> _What the exercise asks_
Format the listing below as a JSON list of strings, one per line with blank lines omitted, starting at its first line and ending at the line that contains "legend-label: 2019012944SR xyxy=(107,1064,295,1096)", both included.

....................

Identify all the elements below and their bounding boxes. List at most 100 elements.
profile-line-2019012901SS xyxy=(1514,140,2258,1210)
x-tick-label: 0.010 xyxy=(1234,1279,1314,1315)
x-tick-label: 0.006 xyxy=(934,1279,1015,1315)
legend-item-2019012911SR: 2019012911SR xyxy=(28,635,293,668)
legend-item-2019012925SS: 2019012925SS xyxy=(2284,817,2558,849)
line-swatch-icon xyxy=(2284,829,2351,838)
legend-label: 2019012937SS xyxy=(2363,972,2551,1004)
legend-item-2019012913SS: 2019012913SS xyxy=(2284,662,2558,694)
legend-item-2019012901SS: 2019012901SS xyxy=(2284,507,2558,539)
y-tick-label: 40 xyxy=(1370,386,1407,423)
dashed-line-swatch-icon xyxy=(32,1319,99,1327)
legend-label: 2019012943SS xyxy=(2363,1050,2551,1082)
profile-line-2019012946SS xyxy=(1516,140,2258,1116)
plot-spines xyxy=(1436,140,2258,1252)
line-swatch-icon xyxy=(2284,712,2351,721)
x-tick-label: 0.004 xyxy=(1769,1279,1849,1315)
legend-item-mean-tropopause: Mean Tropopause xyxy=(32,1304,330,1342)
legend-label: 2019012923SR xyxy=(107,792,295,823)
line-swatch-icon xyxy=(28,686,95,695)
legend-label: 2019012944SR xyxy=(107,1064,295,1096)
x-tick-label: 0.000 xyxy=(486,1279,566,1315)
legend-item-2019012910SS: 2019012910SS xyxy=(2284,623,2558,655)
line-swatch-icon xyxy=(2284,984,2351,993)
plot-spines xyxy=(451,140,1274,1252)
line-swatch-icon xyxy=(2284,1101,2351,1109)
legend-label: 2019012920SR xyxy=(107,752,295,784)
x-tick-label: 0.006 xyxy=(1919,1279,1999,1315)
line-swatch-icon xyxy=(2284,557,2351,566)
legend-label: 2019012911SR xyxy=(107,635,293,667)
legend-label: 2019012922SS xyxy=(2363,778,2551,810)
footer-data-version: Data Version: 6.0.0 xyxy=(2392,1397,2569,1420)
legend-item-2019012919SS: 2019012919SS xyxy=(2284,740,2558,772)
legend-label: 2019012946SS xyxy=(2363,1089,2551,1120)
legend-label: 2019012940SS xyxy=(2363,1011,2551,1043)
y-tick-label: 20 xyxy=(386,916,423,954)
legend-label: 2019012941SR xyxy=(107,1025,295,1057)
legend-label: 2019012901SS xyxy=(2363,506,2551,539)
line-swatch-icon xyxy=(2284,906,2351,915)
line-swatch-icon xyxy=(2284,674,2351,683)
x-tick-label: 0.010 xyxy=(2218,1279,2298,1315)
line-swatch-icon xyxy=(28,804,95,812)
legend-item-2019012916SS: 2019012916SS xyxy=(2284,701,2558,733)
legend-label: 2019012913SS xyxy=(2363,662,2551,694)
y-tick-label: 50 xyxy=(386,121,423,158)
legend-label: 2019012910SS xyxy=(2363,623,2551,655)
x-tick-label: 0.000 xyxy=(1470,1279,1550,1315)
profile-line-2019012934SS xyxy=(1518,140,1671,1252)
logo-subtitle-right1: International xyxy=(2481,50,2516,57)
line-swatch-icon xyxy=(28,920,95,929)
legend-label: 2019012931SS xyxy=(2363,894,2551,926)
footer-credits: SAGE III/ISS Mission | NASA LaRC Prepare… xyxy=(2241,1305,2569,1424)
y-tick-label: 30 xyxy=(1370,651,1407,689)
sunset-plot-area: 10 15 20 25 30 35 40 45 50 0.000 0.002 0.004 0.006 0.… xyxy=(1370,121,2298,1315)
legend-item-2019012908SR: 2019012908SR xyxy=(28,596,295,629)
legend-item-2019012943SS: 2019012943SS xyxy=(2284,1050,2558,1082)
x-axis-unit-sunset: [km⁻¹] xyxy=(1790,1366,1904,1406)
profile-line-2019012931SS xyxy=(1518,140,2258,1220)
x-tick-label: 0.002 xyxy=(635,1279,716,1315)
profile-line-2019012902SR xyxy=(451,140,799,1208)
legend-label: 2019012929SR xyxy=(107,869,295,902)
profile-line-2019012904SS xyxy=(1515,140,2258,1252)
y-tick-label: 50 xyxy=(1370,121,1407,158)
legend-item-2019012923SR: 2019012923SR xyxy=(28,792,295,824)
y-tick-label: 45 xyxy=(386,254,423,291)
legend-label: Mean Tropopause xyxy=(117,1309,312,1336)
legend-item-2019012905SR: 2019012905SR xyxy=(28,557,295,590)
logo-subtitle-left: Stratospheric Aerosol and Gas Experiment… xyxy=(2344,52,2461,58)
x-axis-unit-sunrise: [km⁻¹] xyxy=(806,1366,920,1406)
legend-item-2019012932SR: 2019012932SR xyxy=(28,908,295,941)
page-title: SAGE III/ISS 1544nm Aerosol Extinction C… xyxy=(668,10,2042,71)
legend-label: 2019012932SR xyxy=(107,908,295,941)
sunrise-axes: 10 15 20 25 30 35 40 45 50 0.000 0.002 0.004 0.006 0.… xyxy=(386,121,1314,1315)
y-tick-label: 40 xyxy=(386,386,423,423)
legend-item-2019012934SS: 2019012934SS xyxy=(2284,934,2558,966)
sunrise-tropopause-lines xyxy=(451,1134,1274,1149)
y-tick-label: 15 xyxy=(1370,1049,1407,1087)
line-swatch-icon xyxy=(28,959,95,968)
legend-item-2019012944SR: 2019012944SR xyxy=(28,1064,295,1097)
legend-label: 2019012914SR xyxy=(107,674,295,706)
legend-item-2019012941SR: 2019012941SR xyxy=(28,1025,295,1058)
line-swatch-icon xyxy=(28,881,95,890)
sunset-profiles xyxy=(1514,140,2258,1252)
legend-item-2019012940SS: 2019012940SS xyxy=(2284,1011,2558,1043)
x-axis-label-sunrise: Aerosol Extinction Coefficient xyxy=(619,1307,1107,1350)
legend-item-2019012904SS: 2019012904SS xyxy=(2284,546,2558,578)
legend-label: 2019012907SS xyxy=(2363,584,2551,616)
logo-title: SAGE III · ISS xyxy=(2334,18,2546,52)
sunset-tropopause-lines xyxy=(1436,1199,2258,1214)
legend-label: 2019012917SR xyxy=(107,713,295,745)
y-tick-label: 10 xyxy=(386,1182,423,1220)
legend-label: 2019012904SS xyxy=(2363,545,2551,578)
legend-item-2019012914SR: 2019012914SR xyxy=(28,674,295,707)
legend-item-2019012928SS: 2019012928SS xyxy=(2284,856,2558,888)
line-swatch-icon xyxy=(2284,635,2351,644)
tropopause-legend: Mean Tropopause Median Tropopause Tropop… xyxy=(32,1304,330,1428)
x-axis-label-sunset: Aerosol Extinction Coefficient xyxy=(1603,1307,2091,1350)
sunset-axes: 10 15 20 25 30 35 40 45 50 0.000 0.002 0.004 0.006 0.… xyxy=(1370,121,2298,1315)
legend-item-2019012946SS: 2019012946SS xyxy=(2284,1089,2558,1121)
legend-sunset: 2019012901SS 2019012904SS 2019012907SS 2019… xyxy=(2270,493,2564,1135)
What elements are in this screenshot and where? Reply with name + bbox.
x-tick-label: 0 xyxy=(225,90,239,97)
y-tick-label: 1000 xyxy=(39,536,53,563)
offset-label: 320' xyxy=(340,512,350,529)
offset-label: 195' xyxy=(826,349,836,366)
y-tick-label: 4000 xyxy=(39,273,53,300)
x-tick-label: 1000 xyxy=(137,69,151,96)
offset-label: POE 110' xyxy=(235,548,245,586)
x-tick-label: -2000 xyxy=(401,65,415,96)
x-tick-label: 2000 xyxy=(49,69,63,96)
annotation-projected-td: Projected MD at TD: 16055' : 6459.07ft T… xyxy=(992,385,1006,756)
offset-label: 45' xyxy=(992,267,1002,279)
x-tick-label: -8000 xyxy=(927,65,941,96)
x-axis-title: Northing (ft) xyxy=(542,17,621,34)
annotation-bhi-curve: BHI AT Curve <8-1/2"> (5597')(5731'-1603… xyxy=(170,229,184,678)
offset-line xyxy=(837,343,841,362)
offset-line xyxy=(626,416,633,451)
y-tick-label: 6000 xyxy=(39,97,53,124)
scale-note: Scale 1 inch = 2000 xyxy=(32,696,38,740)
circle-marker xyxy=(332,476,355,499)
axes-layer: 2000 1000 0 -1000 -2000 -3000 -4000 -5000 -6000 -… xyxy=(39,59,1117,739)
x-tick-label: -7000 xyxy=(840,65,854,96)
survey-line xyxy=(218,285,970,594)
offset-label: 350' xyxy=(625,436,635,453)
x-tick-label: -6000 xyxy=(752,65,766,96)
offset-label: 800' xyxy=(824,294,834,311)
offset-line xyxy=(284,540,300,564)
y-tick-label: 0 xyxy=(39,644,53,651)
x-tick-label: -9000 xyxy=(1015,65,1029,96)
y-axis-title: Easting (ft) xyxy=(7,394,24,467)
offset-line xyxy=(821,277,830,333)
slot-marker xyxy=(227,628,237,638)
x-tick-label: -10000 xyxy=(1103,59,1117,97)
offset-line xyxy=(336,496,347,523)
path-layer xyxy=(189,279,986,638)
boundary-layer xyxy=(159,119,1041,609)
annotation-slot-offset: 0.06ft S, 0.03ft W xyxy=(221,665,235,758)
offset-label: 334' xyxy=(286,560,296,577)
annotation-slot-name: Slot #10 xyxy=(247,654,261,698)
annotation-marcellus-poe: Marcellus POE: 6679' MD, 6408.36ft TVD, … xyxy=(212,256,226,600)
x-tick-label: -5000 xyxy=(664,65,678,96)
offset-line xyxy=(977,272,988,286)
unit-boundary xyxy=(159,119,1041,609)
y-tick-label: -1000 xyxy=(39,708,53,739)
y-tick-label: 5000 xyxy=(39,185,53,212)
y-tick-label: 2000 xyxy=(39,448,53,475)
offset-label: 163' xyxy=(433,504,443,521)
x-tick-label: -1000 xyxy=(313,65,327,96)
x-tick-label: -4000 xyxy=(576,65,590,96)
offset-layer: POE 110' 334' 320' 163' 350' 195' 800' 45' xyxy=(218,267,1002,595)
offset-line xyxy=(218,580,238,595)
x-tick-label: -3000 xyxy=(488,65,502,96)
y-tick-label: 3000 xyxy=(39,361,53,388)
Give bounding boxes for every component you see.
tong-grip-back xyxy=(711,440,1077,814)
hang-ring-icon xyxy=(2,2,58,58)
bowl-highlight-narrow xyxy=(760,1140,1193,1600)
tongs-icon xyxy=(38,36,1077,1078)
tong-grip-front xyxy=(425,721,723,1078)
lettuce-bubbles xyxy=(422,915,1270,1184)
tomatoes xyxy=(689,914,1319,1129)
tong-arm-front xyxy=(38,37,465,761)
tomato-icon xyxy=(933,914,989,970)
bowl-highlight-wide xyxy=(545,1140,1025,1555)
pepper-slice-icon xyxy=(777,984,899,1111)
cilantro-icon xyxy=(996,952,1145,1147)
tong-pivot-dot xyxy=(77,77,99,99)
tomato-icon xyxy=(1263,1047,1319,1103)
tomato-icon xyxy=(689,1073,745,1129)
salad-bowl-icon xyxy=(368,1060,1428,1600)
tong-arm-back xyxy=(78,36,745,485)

....................

> _Response to this task_
[
  "Identify all the elements below and their bounding boxes. List at most 100 elements.",
  "profile-line-2019012901SS xyxy=(1514,140,2258,1210)",
  "x-tick-label: 0.010 xyxy=(1234,1279,1314,1315)",
  "x-tick-label: 0.006 xyxy=(934,1279,1015,1315)",
  "legend-item-2019012911SR: 2019012911SR xyxy=(28,635,293,668)",
  "legend-item-2019012925SS: 2019012925SS xyxy=(2284,817,2558,849)",
  "line-swatch-icon xyxy=(2284,829,2351,838)",
  "legend-label: 2019012937SS xyxy=(2363,972,2551,1004)",
  "legend-item-2019012913SS: 2019012913SS xyxy=(2284,662,2558,694)",
  "legend-item-2019012901SS: 2019012901SS xyxy=(2284,507,2558,539)",
  "y-tick-label: 40 xyxy=(1370,386,1407,423)",
  "dashed-line-swatch-icon xyxy=(32,1319,99,1327)",
  "legend-label: 2019012943SS xyxy=(2363,1050,2551,1082)",
  "profile-line-2019012946SS xyxy=(1516,140,2258,1116)",
  "plot-spines xyxy=(1436,140,2258,1252)",
  "line-swatch-icon xyxy=(2284,712,2351,721)",
  "x-tick-label: 0.004 xyxy=(1769,1279,1849,1315)",
  "legend-item-mean-tropopause: Mean Tropopause xyxy=(32,1304,330,1342)",
  "legend-label: 2019012923SR xyxy=(107,792,295,823)",
  "line-swatch-icon xyxy=(28,686,95,695)",
  "legend-label: 2019012944SR xyxy=(107,1064,295,1096)"
]